Work instructions: Gather up the lines with the word "beginning" in them.

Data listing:

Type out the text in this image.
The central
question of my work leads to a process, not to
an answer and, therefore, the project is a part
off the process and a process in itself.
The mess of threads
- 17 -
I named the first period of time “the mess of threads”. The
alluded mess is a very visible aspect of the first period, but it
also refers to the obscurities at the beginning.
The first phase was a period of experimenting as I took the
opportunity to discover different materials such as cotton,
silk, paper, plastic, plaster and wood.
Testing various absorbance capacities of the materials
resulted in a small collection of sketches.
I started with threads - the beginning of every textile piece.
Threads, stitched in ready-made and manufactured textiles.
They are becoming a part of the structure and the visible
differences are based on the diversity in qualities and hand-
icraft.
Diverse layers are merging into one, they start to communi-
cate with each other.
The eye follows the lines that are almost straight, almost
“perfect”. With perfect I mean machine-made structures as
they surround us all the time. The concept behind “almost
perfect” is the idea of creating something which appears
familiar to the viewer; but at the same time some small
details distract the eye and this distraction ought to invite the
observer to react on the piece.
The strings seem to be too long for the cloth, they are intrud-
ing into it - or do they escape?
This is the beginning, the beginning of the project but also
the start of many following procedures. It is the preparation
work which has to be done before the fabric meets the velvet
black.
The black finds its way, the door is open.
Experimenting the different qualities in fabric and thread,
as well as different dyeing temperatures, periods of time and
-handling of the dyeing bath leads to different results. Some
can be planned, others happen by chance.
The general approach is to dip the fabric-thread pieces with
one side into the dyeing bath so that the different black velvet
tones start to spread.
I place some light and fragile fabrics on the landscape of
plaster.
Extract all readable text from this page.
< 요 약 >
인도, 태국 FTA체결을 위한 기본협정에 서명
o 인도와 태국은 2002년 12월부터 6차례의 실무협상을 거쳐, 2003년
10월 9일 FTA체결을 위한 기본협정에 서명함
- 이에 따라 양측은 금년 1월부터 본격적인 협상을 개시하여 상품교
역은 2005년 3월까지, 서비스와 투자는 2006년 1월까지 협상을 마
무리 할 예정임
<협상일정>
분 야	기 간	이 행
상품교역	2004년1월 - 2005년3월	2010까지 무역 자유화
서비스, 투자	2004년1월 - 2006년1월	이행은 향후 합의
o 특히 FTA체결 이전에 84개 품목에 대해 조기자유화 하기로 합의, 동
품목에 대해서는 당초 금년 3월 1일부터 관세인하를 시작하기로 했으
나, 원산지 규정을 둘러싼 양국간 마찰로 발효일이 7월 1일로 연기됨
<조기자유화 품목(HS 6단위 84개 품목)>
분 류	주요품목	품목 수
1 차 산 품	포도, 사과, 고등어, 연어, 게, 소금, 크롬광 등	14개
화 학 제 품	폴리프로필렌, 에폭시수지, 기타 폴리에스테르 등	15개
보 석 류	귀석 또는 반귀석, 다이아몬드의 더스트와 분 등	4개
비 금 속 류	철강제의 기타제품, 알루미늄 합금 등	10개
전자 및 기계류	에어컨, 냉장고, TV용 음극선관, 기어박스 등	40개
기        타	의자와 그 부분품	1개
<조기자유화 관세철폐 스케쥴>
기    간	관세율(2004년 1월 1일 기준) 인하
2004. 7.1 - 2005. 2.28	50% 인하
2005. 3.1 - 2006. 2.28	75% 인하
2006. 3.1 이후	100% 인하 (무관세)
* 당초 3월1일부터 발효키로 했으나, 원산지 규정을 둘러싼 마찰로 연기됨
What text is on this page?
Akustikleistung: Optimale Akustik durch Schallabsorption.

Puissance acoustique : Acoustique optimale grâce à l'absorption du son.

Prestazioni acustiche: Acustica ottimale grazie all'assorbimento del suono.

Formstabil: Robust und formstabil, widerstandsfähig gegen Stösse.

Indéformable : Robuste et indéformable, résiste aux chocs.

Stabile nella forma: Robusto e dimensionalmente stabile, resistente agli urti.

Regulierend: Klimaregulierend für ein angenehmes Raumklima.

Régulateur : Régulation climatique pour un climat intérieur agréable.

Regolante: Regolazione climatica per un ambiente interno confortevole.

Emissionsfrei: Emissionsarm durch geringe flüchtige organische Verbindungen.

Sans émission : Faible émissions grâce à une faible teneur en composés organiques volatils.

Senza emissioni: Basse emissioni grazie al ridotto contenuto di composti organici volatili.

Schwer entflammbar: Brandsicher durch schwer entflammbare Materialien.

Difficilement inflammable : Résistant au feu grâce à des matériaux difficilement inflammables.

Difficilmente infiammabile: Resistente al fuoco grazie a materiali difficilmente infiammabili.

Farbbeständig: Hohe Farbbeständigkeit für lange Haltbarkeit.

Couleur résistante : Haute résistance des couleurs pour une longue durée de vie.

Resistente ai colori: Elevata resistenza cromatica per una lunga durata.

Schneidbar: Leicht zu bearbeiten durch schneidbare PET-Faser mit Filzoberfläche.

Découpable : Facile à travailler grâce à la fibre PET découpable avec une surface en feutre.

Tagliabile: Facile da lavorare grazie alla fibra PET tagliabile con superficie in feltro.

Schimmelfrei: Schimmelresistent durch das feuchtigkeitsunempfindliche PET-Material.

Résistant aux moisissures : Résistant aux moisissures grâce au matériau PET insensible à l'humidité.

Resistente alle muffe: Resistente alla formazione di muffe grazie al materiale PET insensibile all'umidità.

The response:
also refers to the obscurities at the beginning.
I started with threads - the beginning of every textile piece.
This is the beginning, the beginning of the project but also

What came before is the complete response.